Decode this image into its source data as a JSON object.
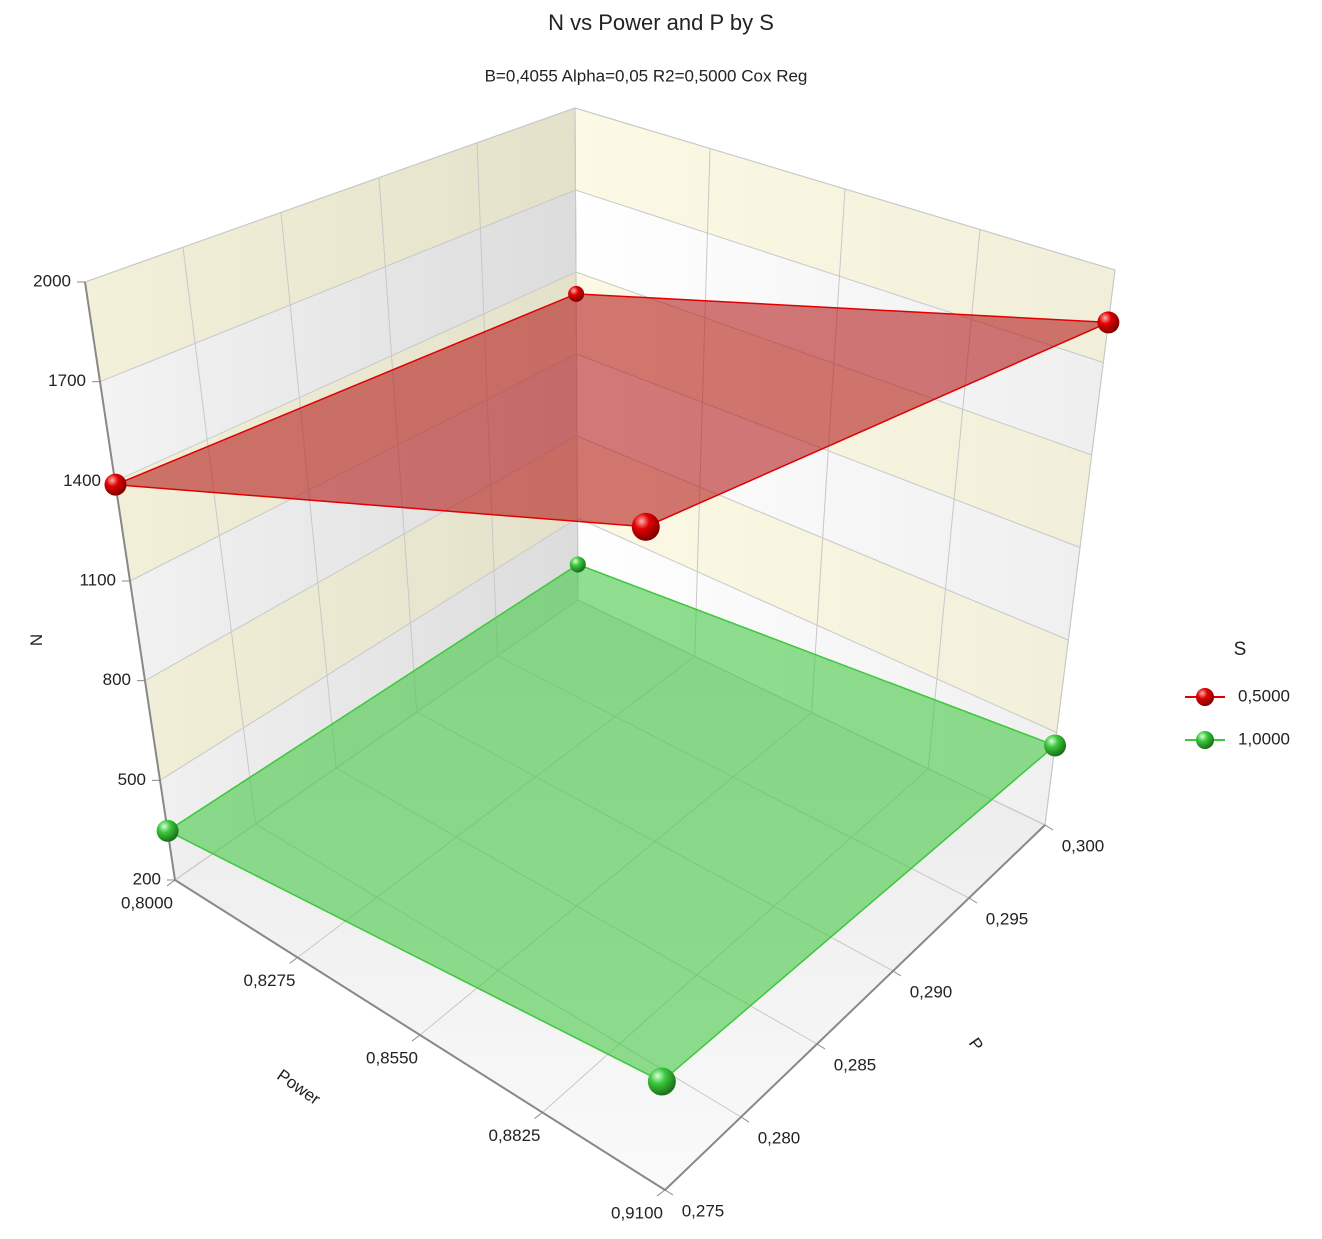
{
  "chart_data": {
    "type": "surface3d",
    "title": "N vs Power and P by S",
    "subtitle": "B=0,4055 Alpha=0,05 R2=0,5000 Cox Reg",
    "x_label": "Power",
    "y_label": "P",
    "z_label": "N",
    "xlim": [
      0.8,
      0.91
    ],
    "xticks": [
      {
        "value": 0.8,
        "label": "0,8000"
      },
      {
        "value": 0.8275,
        "label": "0,8275"
      },
      {
        "value": 0.855,
        "label": "0,8550"
      },
      {
        "value": 0.8825,
        "label": "0,8825"
      },
      {
        "value": 0.91,
        "label": "0,9100"
      }
    ],
    "ylim": [
      0.275,
      0.3
    ],
    "yticks": [
      {
        "value": 0.275,
        "label": "0,275"
      },
      {
        "value": 0.28,
        "label": "0,280"
      },
      {
        "value": 0.285,
        "label": "0,285"
      },
      {
        "value": 0.29,
        "label": "0,290"
      },
      {
        "value": 0.295,
        "label": "0,295"
      },
      {
        "value": 0.3,
        "label": "0,300"
      }
    ],
    "zlim": [
      200,
      2000
    ],
    "zticks": [
      200,
      500,
      800,
      1100,
      1400,
      1700,
      2000
    ],
    "x": [
      0.8,
      0.8,
      0.91,
      0.91
    ],
    "y": [
      0.275,
      0.3,
      0.3,
      0.275
    ],
    "legend_title": "S",
    "series": [
      {
        "name": "0,5000",
        "color": "#e00000",
        "values": [
          1390,
          1320,
          1830,
          1930
        ]
      },
      {
        "name": "1,0000",
        "color": "#3cc83c",
        "values": [
          348,
          330,
          458,
          483
        ]
      }
    ]
  }
}
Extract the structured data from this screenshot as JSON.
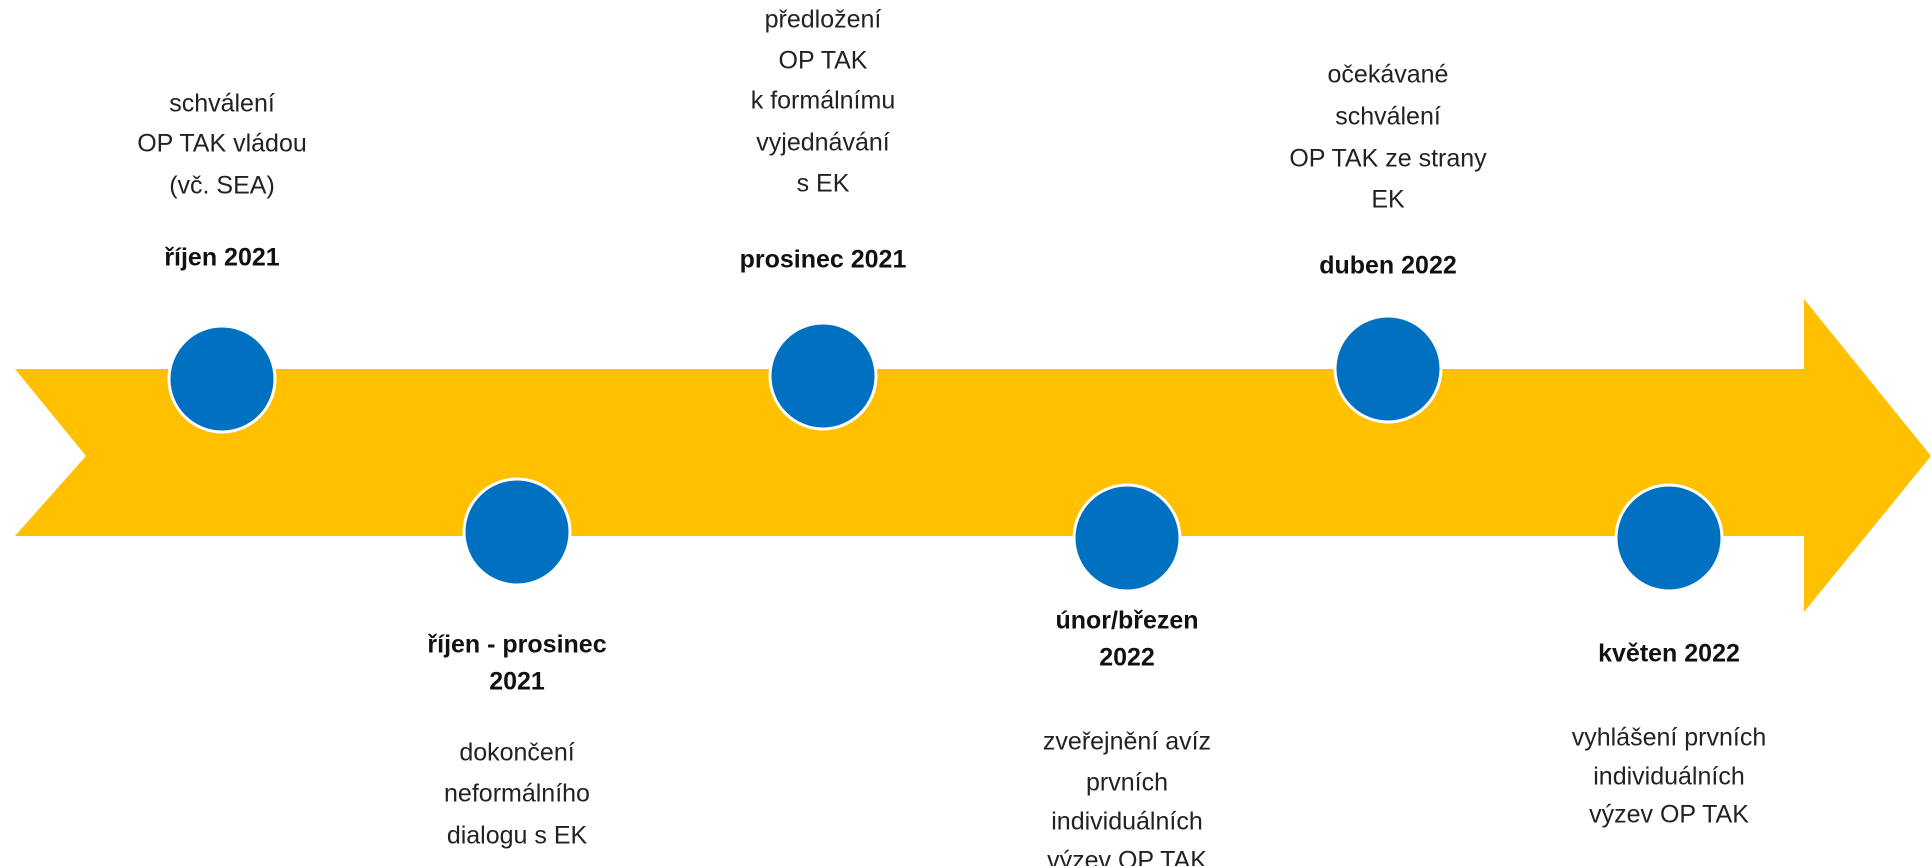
{
  "events": [
    {
      "date": [
        "říjen 2021"
      ],
      "description": [
        "schválení",
        "OP TAK vládou",
        "(vč. SEA)"
      ]
    },
    {
      "date": [
        "říjen - prosinec",
        "2021"
      ],
      "description": [
        "dokončení",
        "neformálního",
        "dialogu s EK"
      ]
    },
    {
      "date": [
        "prosinec 2021"
      ],
      "description": [
        "předložení",
        "OP TAK",
        "k formálnímu",
        "vyjednávání",
        "s EK"
      ]
    },
    {
      "date": [
        "únor/březen",
        "2022"
      ],
      "description": [
        "zveřejnění avíz",
        "prvních",
        "individuálních",
        "výzev OP TAK"
      ]
    },
    {
      "date": [
        "duben 2022"
      ],
      "description": [
        "očekávané",
        "schválení",
        "OP TAK ze strany",
        "EK"
      ]
    },
    {
      "date": [
        "květen 2022"
      ],
      "description": [
        "vyhlášení prvních",
        "individuálních",
        "výzev OP TAK"
      ]
    }
  ]
}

= OBJECTIVE =
Copy each line of the listing in which the word "JSON" can be found.

= RESULT BELOW =
Decode this image into its source data as a JSON object.
Extract the structured data from this screenshot as JSON.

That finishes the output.